Records to process Start Marker
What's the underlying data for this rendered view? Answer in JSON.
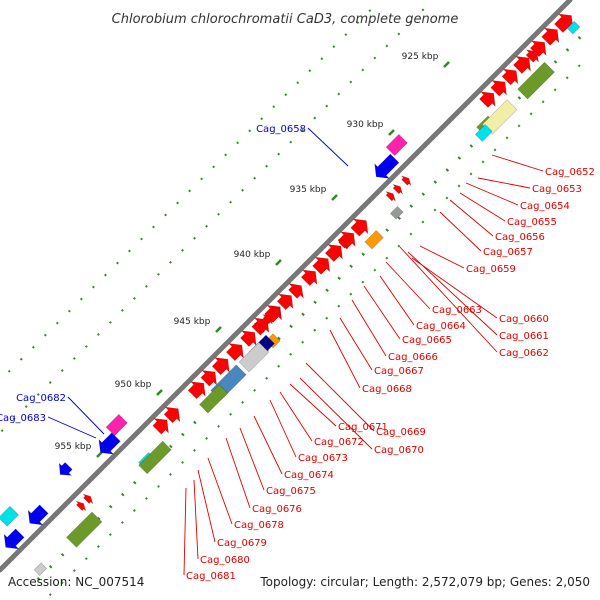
{
  "title": "Chlorobium chlorochromatii CaD3, complete genome",
  "footer": {
    "accession": "Accession: NC_007514",
    "stats": "Topology: circular; Length: 2,572,079 bp; Genes: 2,050"
  },
  "colors": {
    "backbone": "#909090",
    "tick": "#2e8b22",
    "label_red": "#dd0000",
    "label_blue": "#0000cc",
    "red": "#ff0000",
    "blue": "#0000ee",
    "magenta": "#ff22aa",
    "cyan": "#00e0e8",
    "olive": "#6b9a2a",
    "orange": "#ff9900",
    "gray": "#999999",
    "navy": "#000088",
    "steel": "#4a86c0",
    "yellow": "#f2eeaa",
    "lightgray": "#cccccc"
  },
  "kbp_ticks": [
    "925 kbp",
    "930 kbp",
    "935 kbp",
    "940 kbp",
    "945 kbp",
    "950 kbp",
    "955 kbp"
  ],
  "genes_right": [
    "Cag_0652",
    "Cag_0653",
    "Cag_0654",
    "Cag_0655",
    "Cag_0656",
    "Cag_0657",
    "Cag_0659",
    "Cag_0660",
    "Cag_0661",
    "Cag_0662",
    "Cag_0663",
    "Cag_0664",
    "Cag_0665",
    "Cag_0666",
    "Cag_0667",
    "Cag_0668",
    "Cag_0669",
    "Cag_0670",
    "Cag_0671",
    "Cag_0672",
    "Cag_0673",
    "Cag_0674",
    "Cag_0675",
    "Cag_0676",
    "Cag_0678",
    "Cag_0679",
    "Cag_0680",
    "Cag_0681"
  ],
  "genes_left": [
    "Cag_0658",
    "Cag_0682",
    "Cag_0683"
  ]
}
Records to process End Marker
All records above must be output exactly as they stand, excluding pictures.

Problem solution
What's the underlying data for this rendered view? Answer in JSON.
{
  "title": "Chlorobium chlorochromatii CaD3, complete genome",
  "footer": {
    "accession": "Accession: NC_007514",
    "stats": "Topology: circular; Length: 2,572,079 bp; Genes: 2,050"
  },
  "colors": {
    "backbone": "#909090",
    "tick": "#2e8b22",
    "label_red": "#dd0000",
    "label_blue": "#0000cc",
    "red": "#ff0000",
    "blue": "#0000ee",
    "magenta": "#ff22aa",
    "cyan": "#00e0e8",
    "olive": "#6b9a2a",
    "orange": "#ff9900",
    "gray": "#999999",
    "navy": "#000088",
    "steel": "#4a86c0",
    "yellow": "#f2eeaa",
    "lightgray": "#cccccc"
  },
  "kbp_ticks": [
    "925 kbp",
    "930 kbp",
    "935 kbp",
    "940 kbp",
    "945 kbp",
    "950 kbp",
    "955 kbp"
  ],
  "genes_right": [
    "Cag_0652",
    "Cag_0653",
    "Cag_0654",
    "Cag_0655",
    "Cag_0656",
    "Cag_0657",
    "Cag_0659",
    "Cag_0660",
    "Cag_0661",
    "Cag_0662",
    "Cag_0663",
    "Cag_0664",
    "Cag_0665",
    "Cag_0666",
    "Cag_0667",
    "Cag_0668",
    "Cag_0669",
    "Cag_0670",
    "Cag_0671",
    "Cag_0672",
    "Cag_0673",
    "Cag_0674",
    "Cag_0675",
    "Cag_0676",
    "Cag_0678",
    "Cag_0679",
    "Cag_0680",
    "Cag_0681"
  ],
  "genes_left": [
    "Cag_0658",
    "Cag_0682",
    "Cag_0683"
  ]
}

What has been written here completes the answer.